**Passage to read**
The relationship between alcohol consumption and infections is clearly more pronounced at higher levels of consumption, and a minimal threshold of consumption cannot be excluded (for risk curves and further argumentation, see [63, 67, 68]). Such a threshold would also be in line with the research on the impact of alcohol consumption on the immune system (see above and [69]).

Alcohol and Other Health Outcomes

The relationship between alcohol and various gastrointestinal disease categories is so strong that the International Classification of Diseases [70] has established several disease categories which include “alcohol” or “alcoholic” in their name:

  • K29.2: alcoholic gastritis

  • K70: alcoholic liver disease

  • K85.2: alcohol-induced acute pancreatitis

  • K86.0: alcohol-induced chronic pancreatitis

The relationship between consumption and these gastrointestinal disease categories is exponential, i.e. there is relatively small risk at moderate levels of drinking, with a accelerating pattern of increase of risk with increasing levels of overall consumption [71, 72].

Obviously, alcohol-use disorders are wholly attributable to alcohol consumption, and the risk relationship is increases exponentially [73, 74]. It should also be noted that injuries make up a large fraction of the detrimental effects of alcohol consumption on health [1].

Conclusions

Overall, even though alcohol has many more detrimental effects on health than benefits, the beneficial effects have been in the focus of the media in many high-income countries. These beneficial effects, mainly comprising the protective effect of light to moderate drinking on ischaemic heart disease, have been corroborated in many studies, and many different explanations and critical points based on methodological problems in epidemiology have been investigated [11, 14•, 17, 18]; for a review of other issues, see [75]. The overall conclusion of these analyses was that a beneficial association exists, and evidence against a beneficial association has to be regarded as weak. A beneficial association is also supported by a vast amount of epidemiological evidence which rivals the amount of evidence for any other risk factor for heart disease. Biologically plausible mechanisms have been confirmed in systematic investigations of short-term experimental studies. However, there are still important research questions to be answered, such as the effect of alcohol consumption over the lifetime and potential interaction with other risk factors for heart disease.

**Task instructions**
**a.** In the passage on alcohol and health, which ICD code is listed for alcoholic liver disease?
**b.** Please copy the passage on alcohol and health between "The relationship between alcohol consumption" and "above and [69]).", inclusive, and replace "infections" with "infectious diseases".

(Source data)
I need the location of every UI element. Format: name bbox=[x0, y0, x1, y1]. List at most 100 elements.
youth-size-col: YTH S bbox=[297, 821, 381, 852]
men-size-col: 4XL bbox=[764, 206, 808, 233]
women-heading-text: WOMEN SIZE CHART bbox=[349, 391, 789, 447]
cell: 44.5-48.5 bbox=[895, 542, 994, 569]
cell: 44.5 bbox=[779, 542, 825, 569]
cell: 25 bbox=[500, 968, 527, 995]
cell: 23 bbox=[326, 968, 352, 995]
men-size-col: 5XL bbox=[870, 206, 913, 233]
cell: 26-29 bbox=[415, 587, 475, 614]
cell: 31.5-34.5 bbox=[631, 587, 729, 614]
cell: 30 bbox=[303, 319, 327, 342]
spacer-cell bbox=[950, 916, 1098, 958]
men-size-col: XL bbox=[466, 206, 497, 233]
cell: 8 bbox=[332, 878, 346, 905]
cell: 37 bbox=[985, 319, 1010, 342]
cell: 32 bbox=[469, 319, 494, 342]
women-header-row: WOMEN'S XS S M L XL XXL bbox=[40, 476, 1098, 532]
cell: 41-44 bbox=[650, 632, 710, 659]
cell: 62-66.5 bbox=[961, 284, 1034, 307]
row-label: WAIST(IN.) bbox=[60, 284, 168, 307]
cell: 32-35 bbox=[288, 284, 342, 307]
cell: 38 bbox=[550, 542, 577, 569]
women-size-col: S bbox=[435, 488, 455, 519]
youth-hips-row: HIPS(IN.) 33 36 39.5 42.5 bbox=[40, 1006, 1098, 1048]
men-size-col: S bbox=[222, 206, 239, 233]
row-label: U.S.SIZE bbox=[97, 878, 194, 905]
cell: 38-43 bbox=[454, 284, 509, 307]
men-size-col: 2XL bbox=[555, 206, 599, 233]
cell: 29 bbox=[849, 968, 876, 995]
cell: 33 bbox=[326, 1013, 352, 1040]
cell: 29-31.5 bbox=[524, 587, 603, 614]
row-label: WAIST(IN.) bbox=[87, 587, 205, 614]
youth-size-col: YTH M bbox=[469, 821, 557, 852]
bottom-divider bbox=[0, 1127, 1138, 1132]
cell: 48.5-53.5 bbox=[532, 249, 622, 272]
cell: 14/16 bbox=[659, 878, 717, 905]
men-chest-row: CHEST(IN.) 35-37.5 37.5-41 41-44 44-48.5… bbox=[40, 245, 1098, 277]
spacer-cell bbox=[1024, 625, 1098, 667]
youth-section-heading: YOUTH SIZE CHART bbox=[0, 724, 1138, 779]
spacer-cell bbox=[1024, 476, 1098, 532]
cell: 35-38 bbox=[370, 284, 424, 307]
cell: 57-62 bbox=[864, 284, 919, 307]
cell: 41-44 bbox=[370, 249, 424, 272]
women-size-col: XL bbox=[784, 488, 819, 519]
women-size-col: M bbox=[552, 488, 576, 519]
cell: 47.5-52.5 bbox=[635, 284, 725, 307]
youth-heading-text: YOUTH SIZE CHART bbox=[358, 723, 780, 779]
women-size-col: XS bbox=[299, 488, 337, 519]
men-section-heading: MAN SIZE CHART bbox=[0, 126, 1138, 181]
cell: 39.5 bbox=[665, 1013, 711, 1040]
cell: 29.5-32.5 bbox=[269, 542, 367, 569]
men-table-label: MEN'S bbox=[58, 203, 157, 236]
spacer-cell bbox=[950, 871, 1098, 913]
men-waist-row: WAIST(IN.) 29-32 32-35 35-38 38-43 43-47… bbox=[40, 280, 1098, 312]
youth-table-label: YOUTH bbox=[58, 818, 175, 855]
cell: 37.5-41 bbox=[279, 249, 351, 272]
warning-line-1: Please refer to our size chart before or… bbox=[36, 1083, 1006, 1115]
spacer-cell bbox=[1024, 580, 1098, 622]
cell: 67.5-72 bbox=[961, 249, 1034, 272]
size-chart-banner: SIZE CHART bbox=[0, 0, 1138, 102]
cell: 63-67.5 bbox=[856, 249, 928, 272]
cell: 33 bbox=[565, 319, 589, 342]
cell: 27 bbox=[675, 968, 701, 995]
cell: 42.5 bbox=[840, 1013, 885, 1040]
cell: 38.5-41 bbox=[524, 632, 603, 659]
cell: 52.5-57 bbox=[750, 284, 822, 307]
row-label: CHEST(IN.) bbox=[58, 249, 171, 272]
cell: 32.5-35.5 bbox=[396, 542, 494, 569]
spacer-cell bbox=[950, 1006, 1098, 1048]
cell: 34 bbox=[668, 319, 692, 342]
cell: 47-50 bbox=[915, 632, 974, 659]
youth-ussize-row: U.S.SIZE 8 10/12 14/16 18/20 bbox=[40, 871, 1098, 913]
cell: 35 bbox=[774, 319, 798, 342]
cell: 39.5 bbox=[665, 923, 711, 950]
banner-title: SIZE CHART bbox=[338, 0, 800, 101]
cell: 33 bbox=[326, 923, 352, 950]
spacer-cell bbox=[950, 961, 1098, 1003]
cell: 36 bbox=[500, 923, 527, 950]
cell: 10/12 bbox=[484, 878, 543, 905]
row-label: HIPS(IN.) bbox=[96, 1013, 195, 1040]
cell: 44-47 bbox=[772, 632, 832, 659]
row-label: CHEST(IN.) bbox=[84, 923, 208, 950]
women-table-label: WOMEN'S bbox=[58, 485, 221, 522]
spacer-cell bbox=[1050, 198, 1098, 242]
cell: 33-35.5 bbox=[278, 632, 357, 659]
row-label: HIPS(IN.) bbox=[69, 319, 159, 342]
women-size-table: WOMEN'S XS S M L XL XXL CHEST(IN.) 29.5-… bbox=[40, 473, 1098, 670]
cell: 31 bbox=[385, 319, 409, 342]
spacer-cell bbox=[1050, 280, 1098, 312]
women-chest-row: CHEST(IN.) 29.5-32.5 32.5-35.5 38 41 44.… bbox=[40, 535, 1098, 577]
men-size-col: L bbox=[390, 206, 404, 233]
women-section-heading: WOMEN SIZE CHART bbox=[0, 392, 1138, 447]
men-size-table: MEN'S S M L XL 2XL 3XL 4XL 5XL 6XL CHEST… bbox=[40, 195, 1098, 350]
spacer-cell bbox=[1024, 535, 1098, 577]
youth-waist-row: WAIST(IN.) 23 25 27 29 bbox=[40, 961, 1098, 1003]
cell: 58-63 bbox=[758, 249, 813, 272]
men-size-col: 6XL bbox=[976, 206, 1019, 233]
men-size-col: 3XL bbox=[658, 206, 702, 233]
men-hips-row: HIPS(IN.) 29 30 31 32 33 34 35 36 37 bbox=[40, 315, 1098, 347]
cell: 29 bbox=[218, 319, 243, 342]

**Problem solutions**
**a.** K70

**b.**
The relationship between alcohol consumption and infectious diseases is clearly more pronounced at higher levels of consumption, and a minimal threshold of consumption cannot be excluded (for risk curves and further argumentation, see [63, 67, 68]). Such a threshold would also be in line with the research on the impact of alcohol consumption on the immune system (see above and [69]).